Repeat all of the data precisely.

##### Data entries #####

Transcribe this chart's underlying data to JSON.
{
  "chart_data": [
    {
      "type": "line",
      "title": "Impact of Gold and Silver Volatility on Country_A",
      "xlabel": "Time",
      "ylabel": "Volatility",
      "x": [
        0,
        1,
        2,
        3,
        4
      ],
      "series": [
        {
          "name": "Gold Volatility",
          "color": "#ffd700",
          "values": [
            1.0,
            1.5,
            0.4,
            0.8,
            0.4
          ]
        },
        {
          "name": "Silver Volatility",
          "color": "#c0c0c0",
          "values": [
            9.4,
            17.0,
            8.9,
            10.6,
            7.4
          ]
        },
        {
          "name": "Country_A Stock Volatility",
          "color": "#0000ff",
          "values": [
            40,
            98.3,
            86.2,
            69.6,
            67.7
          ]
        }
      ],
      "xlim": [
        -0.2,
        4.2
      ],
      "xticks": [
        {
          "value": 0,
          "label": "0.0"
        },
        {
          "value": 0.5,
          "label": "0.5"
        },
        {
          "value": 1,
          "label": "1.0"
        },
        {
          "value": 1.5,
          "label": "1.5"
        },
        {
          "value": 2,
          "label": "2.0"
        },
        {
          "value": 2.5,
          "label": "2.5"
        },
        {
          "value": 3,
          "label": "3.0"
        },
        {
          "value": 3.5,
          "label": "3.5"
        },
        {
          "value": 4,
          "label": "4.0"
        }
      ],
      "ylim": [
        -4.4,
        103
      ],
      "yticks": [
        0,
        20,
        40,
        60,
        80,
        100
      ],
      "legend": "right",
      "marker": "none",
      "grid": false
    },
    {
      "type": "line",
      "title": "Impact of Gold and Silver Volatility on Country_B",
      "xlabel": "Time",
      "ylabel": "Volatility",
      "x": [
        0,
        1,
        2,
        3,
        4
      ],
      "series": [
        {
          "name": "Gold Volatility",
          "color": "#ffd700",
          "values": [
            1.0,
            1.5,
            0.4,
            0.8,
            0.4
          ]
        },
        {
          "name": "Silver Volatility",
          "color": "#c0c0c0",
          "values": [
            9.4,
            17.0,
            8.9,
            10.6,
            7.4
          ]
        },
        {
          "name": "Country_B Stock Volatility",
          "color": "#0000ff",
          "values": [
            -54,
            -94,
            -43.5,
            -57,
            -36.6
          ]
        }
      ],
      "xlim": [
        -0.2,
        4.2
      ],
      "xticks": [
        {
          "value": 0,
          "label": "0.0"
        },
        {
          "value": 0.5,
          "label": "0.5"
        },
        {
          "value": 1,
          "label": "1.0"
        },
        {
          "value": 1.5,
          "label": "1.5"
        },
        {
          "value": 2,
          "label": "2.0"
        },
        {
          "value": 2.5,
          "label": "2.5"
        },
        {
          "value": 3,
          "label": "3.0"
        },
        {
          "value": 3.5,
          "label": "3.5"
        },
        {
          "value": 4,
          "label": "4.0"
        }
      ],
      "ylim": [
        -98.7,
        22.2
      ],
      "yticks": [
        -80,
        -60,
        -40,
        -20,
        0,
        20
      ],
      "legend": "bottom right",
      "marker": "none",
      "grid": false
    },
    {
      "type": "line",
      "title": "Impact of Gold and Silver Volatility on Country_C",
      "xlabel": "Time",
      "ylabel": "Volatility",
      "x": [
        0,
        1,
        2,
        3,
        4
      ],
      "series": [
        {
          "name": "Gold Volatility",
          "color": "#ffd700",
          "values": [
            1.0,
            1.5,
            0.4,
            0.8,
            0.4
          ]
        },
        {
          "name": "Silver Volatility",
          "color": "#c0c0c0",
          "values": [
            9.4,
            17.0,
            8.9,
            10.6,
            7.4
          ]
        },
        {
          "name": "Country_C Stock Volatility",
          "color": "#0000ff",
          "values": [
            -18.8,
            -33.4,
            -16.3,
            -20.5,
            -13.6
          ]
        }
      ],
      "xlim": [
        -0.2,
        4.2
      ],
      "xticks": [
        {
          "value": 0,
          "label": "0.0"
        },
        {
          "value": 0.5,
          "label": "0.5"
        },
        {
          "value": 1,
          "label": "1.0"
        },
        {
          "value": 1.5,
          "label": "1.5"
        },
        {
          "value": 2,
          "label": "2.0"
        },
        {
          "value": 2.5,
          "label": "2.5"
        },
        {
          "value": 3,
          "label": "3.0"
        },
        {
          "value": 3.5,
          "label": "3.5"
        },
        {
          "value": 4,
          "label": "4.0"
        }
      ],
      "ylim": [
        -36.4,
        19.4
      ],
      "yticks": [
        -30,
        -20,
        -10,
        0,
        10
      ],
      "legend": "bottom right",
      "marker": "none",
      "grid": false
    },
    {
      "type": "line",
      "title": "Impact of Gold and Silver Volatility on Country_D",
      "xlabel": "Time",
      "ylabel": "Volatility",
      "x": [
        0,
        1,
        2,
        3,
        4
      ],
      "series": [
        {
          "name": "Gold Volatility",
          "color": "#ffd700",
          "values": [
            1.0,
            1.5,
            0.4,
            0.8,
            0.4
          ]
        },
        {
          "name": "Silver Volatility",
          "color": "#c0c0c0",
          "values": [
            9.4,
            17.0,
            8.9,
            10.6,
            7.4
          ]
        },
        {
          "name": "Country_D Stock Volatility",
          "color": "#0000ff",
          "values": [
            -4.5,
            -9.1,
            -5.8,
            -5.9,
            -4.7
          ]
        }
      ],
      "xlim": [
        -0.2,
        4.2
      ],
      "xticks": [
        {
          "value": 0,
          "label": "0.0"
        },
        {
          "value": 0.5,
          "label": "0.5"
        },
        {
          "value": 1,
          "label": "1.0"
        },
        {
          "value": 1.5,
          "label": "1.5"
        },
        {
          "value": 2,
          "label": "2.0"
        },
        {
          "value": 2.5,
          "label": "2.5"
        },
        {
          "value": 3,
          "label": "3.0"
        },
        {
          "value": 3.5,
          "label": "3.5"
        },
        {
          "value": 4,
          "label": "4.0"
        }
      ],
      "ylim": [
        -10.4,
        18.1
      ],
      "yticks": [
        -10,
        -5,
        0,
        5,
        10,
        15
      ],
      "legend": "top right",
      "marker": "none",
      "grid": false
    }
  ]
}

#####

[Solution to this problem]
Transcribe this chart's underlying data to JSON.
{
  "chart_data": [
    {
      "type": "line",
      "title": "Impact of Gold and Silver Volatility on Country_A",
      "xlabel": "Time",
      "ylabel": "Volatility",
      "x": [
        0,
        1,
        2,
        3,
        4
      ],
      "series": [
        {
          "name": "Gold Volatility",
          "color": "#ffd700",
          "values": [
            1.0,
            1.5,
            0.4,
            0.8,
            0.4
          ]
        },
        {
          "name": "Silver Volatility",
          "color": "#c0c0c0",
          "values": [
            9.4,
            17.0,
            8.9,
            10.6,
            7.4
          ]
        },
        {
          "name": "Country_A Stock Volatility",
          "color": "#0000ff",
          "values": [
            40,
            98.3,
            86.2,
            69.6,
            67.7
          ]
        }
      ],
      "xlim": [
        -0.2,
        4.2
      ],
      "xticks": [
        {
          "value": 0,
          "label": "0.0"
        },
        {
          "value": 0.5,
          "label": "0.5"
        },
        {
          "value": 1,
          "label": "1.0"
        },
        {
          "value": 1.5,
          "label": "1.5"
        },
        {
          "value": 2,
          "label": "2.0"
        },
        {
          "value": 2.5,
          "label": "2.5"
        },
        {
          "value": 3,
          "label": "3.0"
        },
        {
          "value": 3.5,
          "label": "3.5"
        },
        {
          "value": 4,
          "label": "4.0"
        }
      ],
      "ylim": [
        -4.4,
        103
      ],
      "yticks": [
        0,
        20,
        40,
        60,
        80,
        100
      ],
      "legend": "right",
      "marker": "none",
      "grid": false
    },
    {
      "type": "line",
      "title": "Impact of Gold and Silver Volatility on Country_B",
      "xlabel": "Time",
      "ylabel": "Volatility",
      "x": [
        0,
        1,
        2,
        3,
        4
      ],
      "series": [
        {
          "name": "Gold Volatility",
          "color": "#ffd700",
          "values": [
            1.0,
            1.5,
            0.4,
            0.8,
            0.4
          ]
        },
        {
          "name": "Silver Volatility",
          "color": "#c0c0c0",
          "values": [
            9.4,
            17.0,
            8.9,
            10.6,
            7.4
          ]
        },
        {
          "name": "Country_B Stock Volatility",
          "color": "#0000ff",
          "values": [
            -54,
            -94,
            -43.5,
            -57,
            -36.6
          ]
        }
      ],
      "xlim": [
        -0.2,
        4.2
      ],
      "xticks": [
        {
          "value": 0,
          "label": "0.0"
        },
        {
          "value": 0.5,
          "label": "0.5"
        },
        {
          "value": 1,
          "label": "1.0"
        },
        {
          "value": 1.5,
          "label": "1.5"
        },
        {
          "value": 2,
          "label": "2.0"
        },
        {
          "value": 2.5,
          "label": "2.5"
        },
        {
          "value": 3,
          "label": "3.0"
        },
        {
          "value": 3.5,
          "label": "3.5"
        },
        {
          "value": 4,
          "label": "4.0"
        }
      ],
      "ylim": [
        -98.7,
        22.2
      ],
      "yticks": [
        -80,
        -60,
        -40,
        -20,
        0,
        20
      ],
      "legend": "bottom right",
      "marker": "none",
      "grid": false
    },
    {
      "type": "line",
      "title": "Impact of Gold and Silver Volatility on Country_C",
      "xlabel": "Time",
      "ylabel": "Volatility",
      "x": [
        0,
        1,
        2,
        3,
        4
      ],
      "series": [
        {
          "name": "Gold Volatility",
          "color": "#ffd700",
          "values": [
            1.0,
            1.5,
            0.4,
            0.8,
            0.4
          ]
        },
        {
          "name": "Silver Volatility",
          "color": "#c0c0c0",
          "values": [
            9.4,
            17.0,
            8.9,
            10.6,
            7.4
          ]
        },
        {
          "name": "Country_C Stock Volatility",
          "color": "#0000ff",
          "values": [
            -18.8,
            -33.4,
            -16.3,
            -20.5,
            -13.6
          ]
        }
      ],
      "xlim": [
        -0.2,
        4.2
      ],
      "xticks": [
        {
          "value": 0,
          "label": "0.0"
        },
        {
          "value": 0.5,
          "label": "0.5"
        },
        {
          "value": 1,
          "label": "1.0"
        },
        {
          "value": 1.5,
          "label": "1.5"
        },
        {
          "value": 2,
          "label": "2.0"
        },
        {
          "value": 2.5,
          "label": "2.5"
        },
        {
          "value": 3,
          "label": "3.0"
        },
        {
          "value": 3.5,
          "label": "3.5"
        },
        {
          "value": 4,
          "label": "4.0"
        }
      ],
      "ylim": [
        -36.4,
        19.4
      ],
      "yticks": [
        -30,
        -20,
        -10,
        0,
        10
      ],
      "legend": "bottom right",
      "marker": "none",
      "grid": false
    },
    {
      "type": "line",
      "title": "Impact of Gold and Silver Volatility on Country_D",
      "xlabel": "Time",
      "ylabel": "Volatility",
      "x": [
        0,
        1,
        2,
        3,
        4
      ],
      "series": [
        {
          "name": "Gold Volatility",
          "color": "#ffd700",
          "values": [
            1.0,
            1.5,
            0.4,
            0.8,
            0.4
          ]
        },
        {
          "name": "Silver Volatility",
          "color": "#c0c0c0",
          "values": [
            9.4,
            17.0,
            8.9,
            10.6,
            7.4
          ]
        },
        {
          "name": "Country_D Stock Volatility",
          "color": "#0000ff",
          "values": [
            -4.5,
            -9.1,
            -5.8,
            -5.9,
            -4.7
          ]
        }
      ],
      "xlim": [
        -0.2,
        4.2
      ],
      "xticks": [
        {
          "value": 0,
          "label": "0.0"
        },
        {
          "value": 0.5,
          "label": "0.5"
        },
        {
          "value": 1,
          "label": "1.0"
        },
        {
          "value": 1.5,
          "label": "1.5"
        },
        {
          "value": 2,
          "label": "2.0"
        },
        {
          "value": 2.5,
          "label": "2.5"
        },
        {
          "value": 3,
          "label": "3.0"
        },
        {
          "value": 3.5,
          "label": "3.5"
        },
        {
          "value": 4,
          "label": "4.0"
        }
      ],
      "ylim": [
        -10.4,
        18.1
      ],
      "yticks": [
        -10,
        -5,
        0,
        5,
        10,
        15
      ],
      "legend": "top right",
      "marker": "none",
      "grid": false
    }
  ]
}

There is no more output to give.